> _To be done_:
Wherever a line holds the string "this", copy that line.
** Start of Raw records **
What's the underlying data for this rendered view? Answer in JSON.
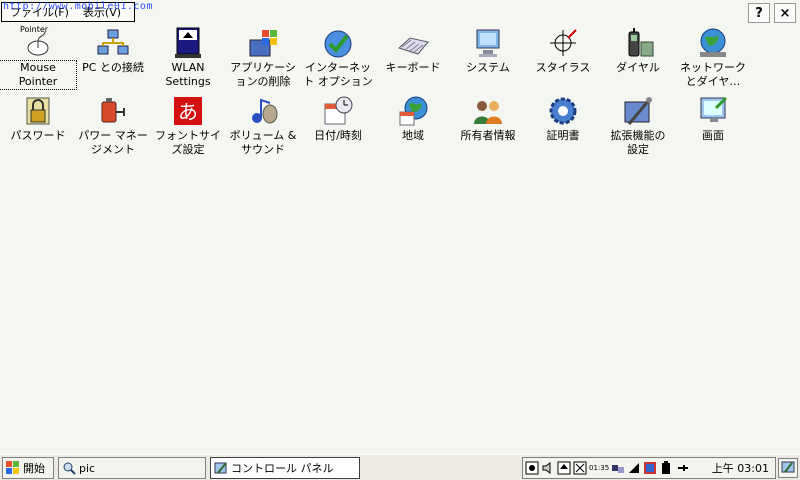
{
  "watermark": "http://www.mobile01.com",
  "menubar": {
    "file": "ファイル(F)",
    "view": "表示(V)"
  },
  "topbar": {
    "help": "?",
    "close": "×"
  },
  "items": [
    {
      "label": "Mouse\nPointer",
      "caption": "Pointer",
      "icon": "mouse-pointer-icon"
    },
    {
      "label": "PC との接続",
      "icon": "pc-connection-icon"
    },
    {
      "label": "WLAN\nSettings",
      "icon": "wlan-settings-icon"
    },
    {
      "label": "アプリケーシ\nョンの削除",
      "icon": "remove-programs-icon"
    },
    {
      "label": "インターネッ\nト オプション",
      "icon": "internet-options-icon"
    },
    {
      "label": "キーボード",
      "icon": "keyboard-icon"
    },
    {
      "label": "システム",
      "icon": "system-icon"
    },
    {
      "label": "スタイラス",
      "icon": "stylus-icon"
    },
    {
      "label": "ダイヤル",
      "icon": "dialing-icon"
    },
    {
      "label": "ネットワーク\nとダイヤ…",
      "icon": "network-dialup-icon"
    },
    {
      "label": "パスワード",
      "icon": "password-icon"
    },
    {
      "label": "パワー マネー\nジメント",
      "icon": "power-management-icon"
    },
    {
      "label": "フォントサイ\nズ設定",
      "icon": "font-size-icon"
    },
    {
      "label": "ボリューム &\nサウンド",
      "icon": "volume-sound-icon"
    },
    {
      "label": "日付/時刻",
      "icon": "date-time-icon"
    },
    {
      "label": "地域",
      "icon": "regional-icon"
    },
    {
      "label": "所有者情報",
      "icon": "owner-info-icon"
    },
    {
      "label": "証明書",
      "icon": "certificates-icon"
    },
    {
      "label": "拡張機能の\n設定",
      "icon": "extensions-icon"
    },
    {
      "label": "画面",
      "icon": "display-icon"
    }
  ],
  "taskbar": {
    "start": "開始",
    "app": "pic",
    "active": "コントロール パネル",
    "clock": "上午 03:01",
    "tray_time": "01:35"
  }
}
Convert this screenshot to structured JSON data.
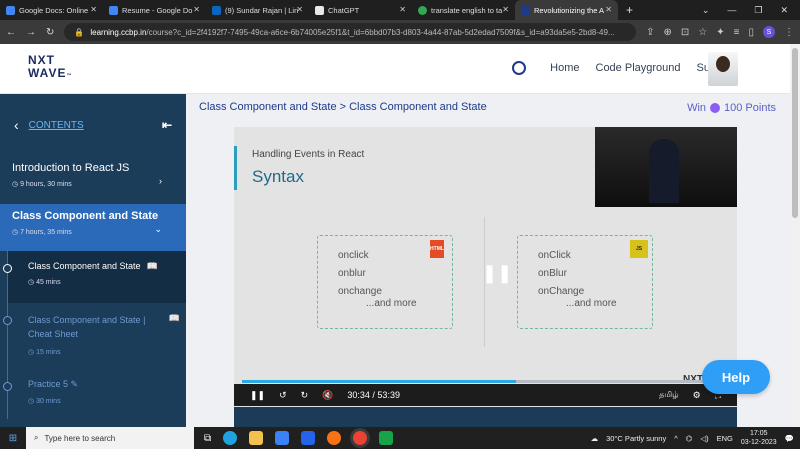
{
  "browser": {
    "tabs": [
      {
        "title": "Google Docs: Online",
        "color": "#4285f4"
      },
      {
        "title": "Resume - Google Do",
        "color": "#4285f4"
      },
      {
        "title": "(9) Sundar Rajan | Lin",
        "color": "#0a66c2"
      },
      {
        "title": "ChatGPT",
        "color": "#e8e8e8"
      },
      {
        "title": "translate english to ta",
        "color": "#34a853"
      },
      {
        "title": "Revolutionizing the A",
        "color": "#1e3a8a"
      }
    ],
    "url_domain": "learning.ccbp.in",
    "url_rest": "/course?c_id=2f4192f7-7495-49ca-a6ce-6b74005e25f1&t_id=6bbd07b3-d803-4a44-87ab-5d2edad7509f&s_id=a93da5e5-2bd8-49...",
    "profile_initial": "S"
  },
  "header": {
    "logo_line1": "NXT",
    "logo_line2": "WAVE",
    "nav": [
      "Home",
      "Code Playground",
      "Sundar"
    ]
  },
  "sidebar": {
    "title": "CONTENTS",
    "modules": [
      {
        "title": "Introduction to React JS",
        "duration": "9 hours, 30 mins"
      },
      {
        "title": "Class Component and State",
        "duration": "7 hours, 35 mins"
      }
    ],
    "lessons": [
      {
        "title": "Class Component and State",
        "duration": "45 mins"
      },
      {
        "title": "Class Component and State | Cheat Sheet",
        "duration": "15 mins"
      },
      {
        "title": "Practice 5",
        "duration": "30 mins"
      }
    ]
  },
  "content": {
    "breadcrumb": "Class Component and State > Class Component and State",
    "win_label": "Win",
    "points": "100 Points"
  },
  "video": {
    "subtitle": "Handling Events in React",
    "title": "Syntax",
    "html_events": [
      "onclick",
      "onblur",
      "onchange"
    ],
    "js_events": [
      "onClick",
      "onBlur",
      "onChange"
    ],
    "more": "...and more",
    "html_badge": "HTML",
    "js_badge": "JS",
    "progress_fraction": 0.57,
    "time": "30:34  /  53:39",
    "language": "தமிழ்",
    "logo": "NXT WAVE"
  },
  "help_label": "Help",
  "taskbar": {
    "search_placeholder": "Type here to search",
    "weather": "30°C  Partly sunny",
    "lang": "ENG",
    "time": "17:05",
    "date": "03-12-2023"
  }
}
** End of Raw records **
> _Exercise response_:
What's the underlying data for this rendered view? Answer in JSON.
Convert this screenshot to structured JSON data.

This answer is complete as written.